── Fragmenten uit dataset

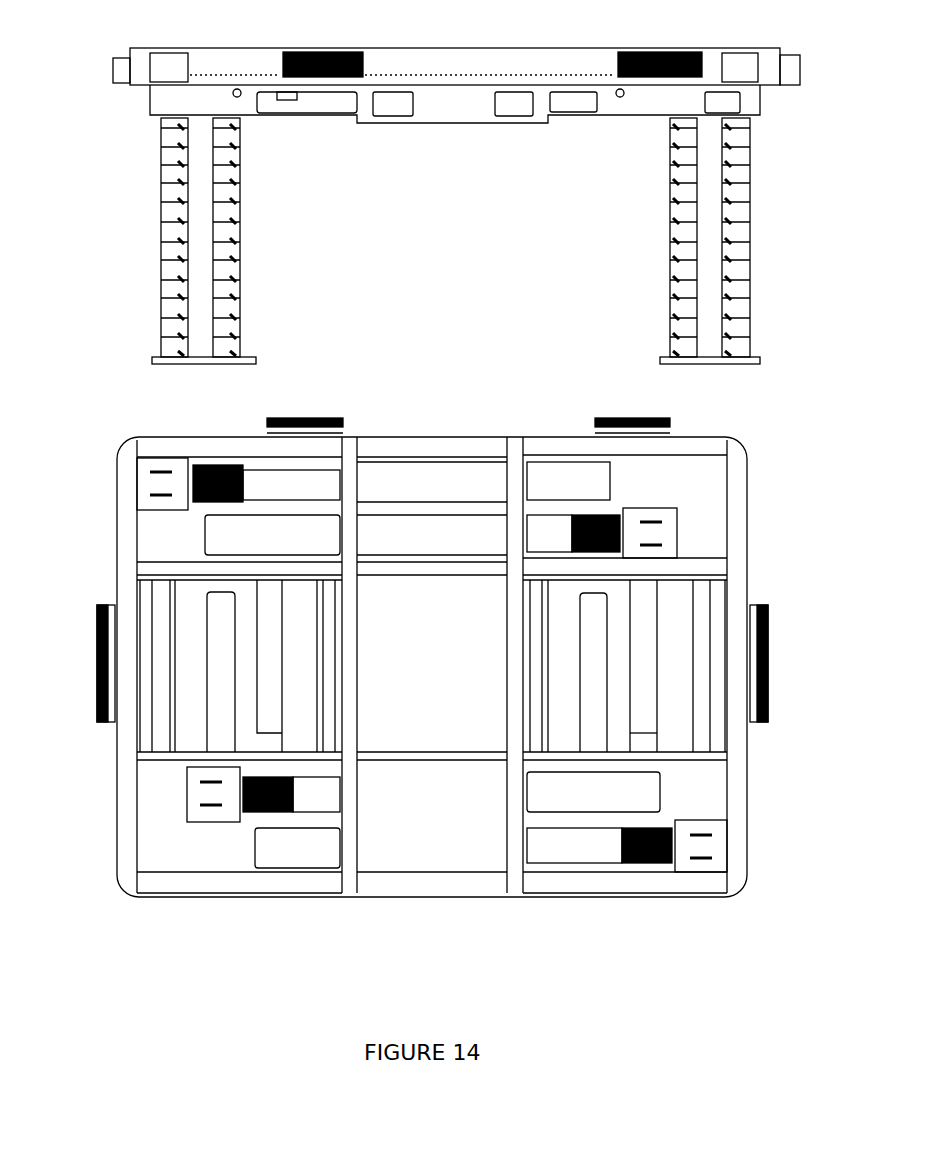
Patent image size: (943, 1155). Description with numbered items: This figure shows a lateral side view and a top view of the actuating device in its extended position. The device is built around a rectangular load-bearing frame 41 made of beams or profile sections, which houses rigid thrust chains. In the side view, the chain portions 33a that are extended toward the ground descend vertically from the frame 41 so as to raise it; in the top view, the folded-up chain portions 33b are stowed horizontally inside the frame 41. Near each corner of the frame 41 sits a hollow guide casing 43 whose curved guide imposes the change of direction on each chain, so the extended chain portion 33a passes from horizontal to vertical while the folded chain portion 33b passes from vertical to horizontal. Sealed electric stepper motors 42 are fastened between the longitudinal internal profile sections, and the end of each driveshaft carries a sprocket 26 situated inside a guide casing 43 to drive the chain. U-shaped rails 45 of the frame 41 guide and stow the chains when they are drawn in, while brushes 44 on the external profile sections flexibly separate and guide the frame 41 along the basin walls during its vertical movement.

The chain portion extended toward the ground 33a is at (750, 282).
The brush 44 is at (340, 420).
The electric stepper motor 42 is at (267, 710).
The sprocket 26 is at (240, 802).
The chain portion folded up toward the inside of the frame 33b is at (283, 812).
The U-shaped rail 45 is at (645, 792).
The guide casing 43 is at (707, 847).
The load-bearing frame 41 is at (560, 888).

────

_Te volgen instructies_.
Neem het deel van de lijst hierboven dat opent met het begin van de lijst en sluit met de regel waarin "The chain portion folded" staat, beide grenzen inbegrepen, woord voor woord over. Laat de afbeeldingen daarbij weg.

_Uitgewerkte oplossing_.
Patent image size: (943, 1155). Description with numbered items: This figure shows a lateral side view and a top view of the actuating device in its extended position. The device is built around a rectangular load-bearing frame 41 made of beams or profile sections, which houses rigid thrust chains. In the side view, the chain portions 33a that are extended toward the ground descend vertically from the frame 41 so as to raise it; in the top view, the folded-up chain portions 33b are stowed horizontally inside the frame 41. Near each corner of the frame 41 sits a hollow guide casing 43 whose curved guide imposes the change of direction on each chain, so the extended chain portion 33a passes from horizontal to vertical while the folded chain portion 33b passes from vertical to horizontal. Sealed electric stepper motors 42 are fastened between the longitudinal internal profile sections, and the end of each driveshaft carries a sprocket 26 situated inside a guide casing 43 to drive the chain. U-shaped rails 45 of the frame 41 guide and stow the chains when they are drawn in, while brushes 44 on the external profile sections flexibly separate and guide the frame 41 along the basin walls during its vertical movement.

The chain portion extended toward the ground 33a is at (750, 282).
The brush 44 is at (340, 420).
The electric stepper motor 42 is at (267, 710).
The sprocket 26 is at (240, 802).
The chain portion folded up toward the inside of the frame 33b is at (283, 812).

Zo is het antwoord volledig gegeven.